### [Records provided]
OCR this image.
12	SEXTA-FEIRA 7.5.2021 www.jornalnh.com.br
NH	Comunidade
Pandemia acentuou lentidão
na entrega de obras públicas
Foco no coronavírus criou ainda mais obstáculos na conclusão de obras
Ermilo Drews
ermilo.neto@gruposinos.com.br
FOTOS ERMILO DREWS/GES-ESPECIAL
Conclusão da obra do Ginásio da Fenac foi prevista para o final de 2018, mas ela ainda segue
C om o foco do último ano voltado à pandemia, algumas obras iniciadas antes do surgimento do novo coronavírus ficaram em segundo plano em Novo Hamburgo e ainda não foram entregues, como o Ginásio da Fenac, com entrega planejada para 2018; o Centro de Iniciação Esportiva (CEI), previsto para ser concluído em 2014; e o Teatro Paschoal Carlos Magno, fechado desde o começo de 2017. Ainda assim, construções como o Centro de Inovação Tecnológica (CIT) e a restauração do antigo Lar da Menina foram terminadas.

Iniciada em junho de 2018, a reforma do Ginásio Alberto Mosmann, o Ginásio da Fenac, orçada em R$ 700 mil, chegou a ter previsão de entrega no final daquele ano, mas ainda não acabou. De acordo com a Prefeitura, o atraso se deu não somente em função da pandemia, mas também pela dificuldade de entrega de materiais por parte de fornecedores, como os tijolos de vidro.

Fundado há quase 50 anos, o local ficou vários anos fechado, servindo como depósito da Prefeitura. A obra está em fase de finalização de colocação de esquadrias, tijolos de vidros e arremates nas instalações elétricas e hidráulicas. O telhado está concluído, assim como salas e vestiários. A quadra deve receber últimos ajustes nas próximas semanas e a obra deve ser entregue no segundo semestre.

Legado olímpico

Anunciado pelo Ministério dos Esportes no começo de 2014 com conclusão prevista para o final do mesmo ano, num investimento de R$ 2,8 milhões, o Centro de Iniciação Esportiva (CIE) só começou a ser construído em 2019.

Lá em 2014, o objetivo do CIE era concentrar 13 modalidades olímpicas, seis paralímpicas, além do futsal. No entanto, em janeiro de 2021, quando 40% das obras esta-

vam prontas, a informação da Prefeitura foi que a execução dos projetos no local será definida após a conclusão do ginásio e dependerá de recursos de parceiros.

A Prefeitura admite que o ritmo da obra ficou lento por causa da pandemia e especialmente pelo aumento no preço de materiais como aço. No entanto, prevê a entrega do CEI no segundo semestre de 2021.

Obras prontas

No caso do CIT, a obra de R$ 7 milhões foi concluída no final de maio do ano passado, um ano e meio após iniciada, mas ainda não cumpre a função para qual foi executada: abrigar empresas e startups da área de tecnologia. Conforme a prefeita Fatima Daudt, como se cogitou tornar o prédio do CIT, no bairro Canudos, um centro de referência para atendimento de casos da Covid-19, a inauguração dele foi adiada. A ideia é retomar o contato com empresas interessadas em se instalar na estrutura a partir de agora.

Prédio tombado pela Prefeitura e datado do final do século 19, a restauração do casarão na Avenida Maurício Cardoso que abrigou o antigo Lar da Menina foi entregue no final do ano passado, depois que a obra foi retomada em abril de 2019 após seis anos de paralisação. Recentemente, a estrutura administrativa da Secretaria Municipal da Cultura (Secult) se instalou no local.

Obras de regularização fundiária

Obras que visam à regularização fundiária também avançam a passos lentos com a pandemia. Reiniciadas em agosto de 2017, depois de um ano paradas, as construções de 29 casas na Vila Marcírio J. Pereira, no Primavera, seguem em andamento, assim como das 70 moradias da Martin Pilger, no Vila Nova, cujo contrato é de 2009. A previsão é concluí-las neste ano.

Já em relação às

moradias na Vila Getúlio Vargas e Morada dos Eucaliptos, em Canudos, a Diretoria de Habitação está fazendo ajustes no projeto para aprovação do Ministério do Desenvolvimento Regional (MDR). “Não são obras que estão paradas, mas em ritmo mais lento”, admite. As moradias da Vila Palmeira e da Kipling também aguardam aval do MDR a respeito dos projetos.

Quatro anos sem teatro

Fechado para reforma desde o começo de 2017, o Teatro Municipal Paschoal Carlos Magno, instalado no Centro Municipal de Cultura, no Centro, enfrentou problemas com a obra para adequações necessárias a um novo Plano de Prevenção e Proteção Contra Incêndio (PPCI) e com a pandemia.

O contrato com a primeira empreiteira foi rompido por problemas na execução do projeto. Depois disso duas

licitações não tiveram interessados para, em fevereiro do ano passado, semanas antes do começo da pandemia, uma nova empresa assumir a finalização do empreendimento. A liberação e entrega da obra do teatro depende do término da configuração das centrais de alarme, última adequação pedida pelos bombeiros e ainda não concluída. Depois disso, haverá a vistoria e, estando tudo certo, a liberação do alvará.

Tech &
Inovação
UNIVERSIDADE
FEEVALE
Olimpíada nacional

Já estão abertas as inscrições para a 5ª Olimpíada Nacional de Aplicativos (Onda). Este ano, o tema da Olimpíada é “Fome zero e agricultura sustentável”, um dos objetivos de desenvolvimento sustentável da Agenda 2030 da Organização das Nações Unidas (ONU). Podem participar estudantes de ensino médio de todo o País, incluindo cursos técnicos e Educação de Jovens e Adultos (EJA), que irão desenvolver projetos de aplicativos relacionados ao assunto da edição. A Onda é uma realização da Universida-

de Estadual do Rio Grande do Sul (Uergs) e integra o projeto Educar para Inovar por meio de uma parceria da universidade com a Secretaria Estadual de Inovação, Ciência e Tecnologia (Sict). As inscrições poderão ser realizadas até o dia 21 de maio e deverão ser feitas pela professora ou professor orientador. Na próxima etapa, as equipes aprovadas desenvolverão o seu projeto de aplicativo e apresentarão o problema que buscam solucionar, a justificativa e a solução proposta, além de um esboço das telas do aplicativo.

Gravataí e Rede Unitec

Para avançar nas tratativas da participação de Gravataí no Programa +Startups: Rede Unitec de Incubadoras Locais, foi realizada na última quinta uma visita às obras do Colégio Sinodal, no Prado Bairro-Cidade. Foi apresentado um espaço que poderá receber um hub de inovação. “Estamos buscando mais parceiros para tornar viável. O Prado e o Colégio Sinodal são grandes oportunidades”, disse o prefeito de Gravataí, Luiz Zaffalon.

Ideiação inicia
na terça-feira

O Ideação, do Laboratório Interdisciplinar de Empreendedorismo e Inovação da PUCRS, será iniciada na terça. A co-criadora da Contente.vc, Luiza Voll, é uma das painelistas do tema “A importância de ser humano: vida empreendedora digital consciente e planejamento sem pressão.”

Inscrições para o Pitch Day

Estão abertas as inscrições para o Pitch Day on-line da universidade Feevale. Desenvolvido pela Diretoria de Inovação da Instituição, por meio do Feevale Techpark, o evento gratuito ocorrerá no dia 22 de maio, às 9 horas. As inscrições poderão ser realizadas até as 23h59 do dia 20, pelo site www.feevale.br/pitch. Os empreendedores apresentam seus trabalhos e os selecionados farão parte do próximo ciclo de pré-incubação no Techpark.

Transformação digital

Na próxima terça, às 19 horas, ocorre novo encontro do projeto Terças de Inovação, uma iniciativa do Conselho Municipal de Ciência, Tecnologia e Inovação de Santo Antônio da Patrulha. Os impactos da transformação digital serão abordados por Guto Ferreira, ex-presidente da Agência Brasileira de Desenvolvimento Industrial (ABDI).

### [What to work on]
Write the complete data out, exactly as above.

### [Exercise output]
OCR this image.
12	SEXTA-FEIRA 7.5.2021 www.jornalnh.com.br
NH	Comunidade
Pandemia acentuou lentidão
na entrega de obras públicas
Foco no coronavírus criou ainda mais obstáculos na conclusão de obras
Ermilo Drews
ermilo.neto@gruposinos.com.br
FOTOS ERMILO DREWS/GES-ESPECIAL
Conclusão da obra do Ginásio da Fenac foi prevista para o final de 2018, mas ela ainda segue
C om o foco do último ano voltado à pandemia, algumas obras iniciadas antes do surgimento do novo coronavírus ficaram em segundo plano em Novo Hamburgo e ainda não foram entregues, como o Ginásio da Fenac, com entrega planejada para 2018; o Centro de Iniciação Esportiva (CEI), previsto para ser concluído em 2014; e o Teatro Paschoal Carlos Magno, fechado desde o começo de 2017. Ainda assim, construções como o Centro de Inovação Tecnológica (CIT) e a restauração do antigo Lar da Menina foram terminadas.

Iniciada em junho de 2018, a reforma do Ginásio Alberto Mosmann, o Ginásio da Fenac, orçada em R$ 700 mil, chegou a ter previsão de entrega no final daquele ano, mas ainda não acabou. De acordo com a Prefeitura, o atraso se deu não somente em função da pandemia, mas também pela dificuldade de entrega de materiais por parte de fornecedores, como os tijolos de vidro.

Fundado há quase 50 anos, o local ficou vários anos fechado, servindo como depósito da Prefeitura. A obra está em fase de finalização de colocação de esquadrias, tijolos de vidros e arremates nas instalações elétricas e hidráulicas. O telhado está concluído, assim como salas e vestiários. A quadra deve receber últimos ajustes nas próximas semanas e a obra deve ser entregue no segundo semestre.

Legado olímpico

Anunciado pelo Ministério dos Esportes no começo de 2014 com conclusão prevista para o final do mesmo ano, num investimento de R$ 2,8 milhões, o Centro de Iniciação Esportiva (CIE) só começou a ser construído em 2019.

Lá em 2014, o objetivo do CIE era concentrar 13 modalidades olímpicas, seis paralímpicas, além do futsal. No entanto, em janeiro de 2021, quando 40% das obras esta-

vam prontas, a informação da Prefeitura foi que a execução dos projetos no local será definida após a conclusão do ginásio e dependerá de recursos de parceiros.

A Prefeitura admite que o ritmo da obra ficou lento por causa da pandemia e especialmente pelo aumento no preço de materiais como aço. No entanto, prevê a entrega do CEI no segundo semestre de 2021.

Obras prontas

No caso do CIT, a obra de R$ 7 milhões foi concluída no final de maio do ano passado, um ano e meio após iniciada, mas ainda não cumpre a função para qual foi executada: abrigar empresas e startups da área de tecnologia. Conforme a prefeita Fatima Daudt, como se cogitou tornar o prédio do CIT, no bairro Canudos, um centro de referência para atendimento de casos da Covid-19, a inauguração dele foi adiada. A ideia é retomar o contato com empresas interessadas em se instalar na estrutura a partir de agora.

Prédio tombado pela Prefeitura e datado do final do século 19, a restauração do casarão na Avenida Maurício Cardoso que abrigou o antigo Lar da Menina foi entregue no final do ano passado, depois que a obra foi retomada em abril de 2019 após seis anos de paralisação. Recentemente, a estrutura administrativa da Secretaria Municipal da Cultura (Secult) se instalou no local.

Obras de regularização fundiária

Obras que visam à regularização fundiária também avançam a passos lentos com a pandemia. Reiniciadas em agosto de 2017, depois de um ano paradas, as construções de 29 casas na Vila Marcírio J. Pereira, no Primavera, seguem em andamento, assim como das 70 moradias da Martin Pilger, no Vila Nova, cujo contrato é de 2009. A previsão é concluí-las neste ano.

Já em relação às

moradias na Vila Getúlio Vargas e Morada dos Eucaliptos, em Canudos, a Diretoria de Habitação está fazendo ajustes no projeto para aprovação do Ministério do Desenvolvimento Regional (MDR). “Não são obras que estão paradas, mas em ritmo mais lento”, admite. As moradias da Vila Palmeira e da Kipling também aguardam aval do MDR a respeito dos projetos.

Quatro anos sem teatro

Fechado para reforma desde o começo de 2017, o Teatro Municipal Paschoal Carlos Magno, instalado no Centro Municipal de Cultura, no Centro, enfrentou problemas com a obra para adequações necessárias a um novo Plano de Prevenção e Proteção Contra Incêndio (PPCI) e com a pandemia.

O contrato com a primeira empreiteira foi rompido por problemas na execução do projeto. Depois disso duas

licitações não tiveram interessados para, em fevereiro do ano passado, semanas antes do começo da pandemia, uma nova empresa assumir a finalização do empreendimento. A liberação e entrega da obra do teatro depende do término da configuração das centrais de alarme, última adequação pedida pelos bombeiros e ainda não concluída. Depois disso, haverá a vistoria e, estando tudo certo, a liberação do alvará.

Tech &
Inovação
UNIVERSIDADE
FEEVALE
Olimpíada nacional

Já estão abertas as inscrições para a 5ª Olimpíada Nacional de Aplicativos (Onda). Este ano, o tema da Olimpíada é “Fome zero e agricultura sustentável”, um dos objetivos de desenvolvimento sustentável da Agenda 2030 da Organização das Nações Unidas (ONU). Podem participar estudantes de ensino médio de todo o País, incluindo cursos técnicos e Educação de Jovens e Adultos (EJA), que irão desenvolver projetos de aplicativos relacionados ao assunto da edição. A Onda é uma realização da Universida-

de Estadual do Rio Grande do Sul (Uergs) e integra o projeto Educar para Inovar por meio de uma parceria da universidade com a Secretaria Estadual de Inovação, Ciência e Tecnologia (Sict). As inscrições poderão ser realizadas até o dia 21 de maio e deverão ser feitas pela professora ou professor orientador. Na próxima etapa, as equipes aprovadas desenvolverão o seu projeto de aplicativo e apresentarão o problema que buscam solucionar, a justificativa e a solução proposta, além de um esboço das telas do aplicativo.

Gravataí e Rede Unitec

Para avançar nas tratativas da participação de Gravataí no Programa +Startups: Rede Unitec de Incubadoras Locais, foi realizada na última quinta uma visita às obras do Colégio Sinodal, no Prado Bairro-Cidade. Foi apresentado um espaço que poderá receber um hub de inovação. “Estamos buscando mais parceiros para tornar viável. O Prado e o Colégio Sinodal são grandes oportunidades”, disse o prefeito de Gravataí, Luiz Zaffalon.

Ideiação inicia
na terça-feira

O Ideação, do Laboratório Interdisciplinar de Empreendedorismo e Inovação da PUCRS, será iniciada na terça. A co-criadora da Contente.vc, Luiza Voll, é uma das painelistas do tema “A importância de ser humano: vida empreendedora digital consciente e planejamento sem pressão.”

Inscrições para o Pitch Day

Estão abertas as inscrições para o Pitch Day on-line da universidade Feevale. Desenvolvido pela Diretoria de Inovação da Instituição, por meio do Feevale Techpark, o evento gratuito ocorrerá no dia 22 de maio, às 9 horas. As inscrições poderão ser realizadas até as 23h59 do dia 20, pelo site www.feevale.br/pitch. Os empreendedores apresentam seus trabalhos e os selecionados farão parte do próximo ciclo de pré-incubação no Techpark.

Transformação digital

Na próxima terça, às 19 horas, ocorre novo encontro do projeto Terças de Inovação, uma iniciativa do Conselho Municipal de Ciência, Tecnologia e Inovação de Santo Antônio da Patrulha. Os impactos da transformação digital serão abordados por Guto Ferreira, ex-presidente da Agência Brasileira de Desenvolvimento Industrial (ABDI).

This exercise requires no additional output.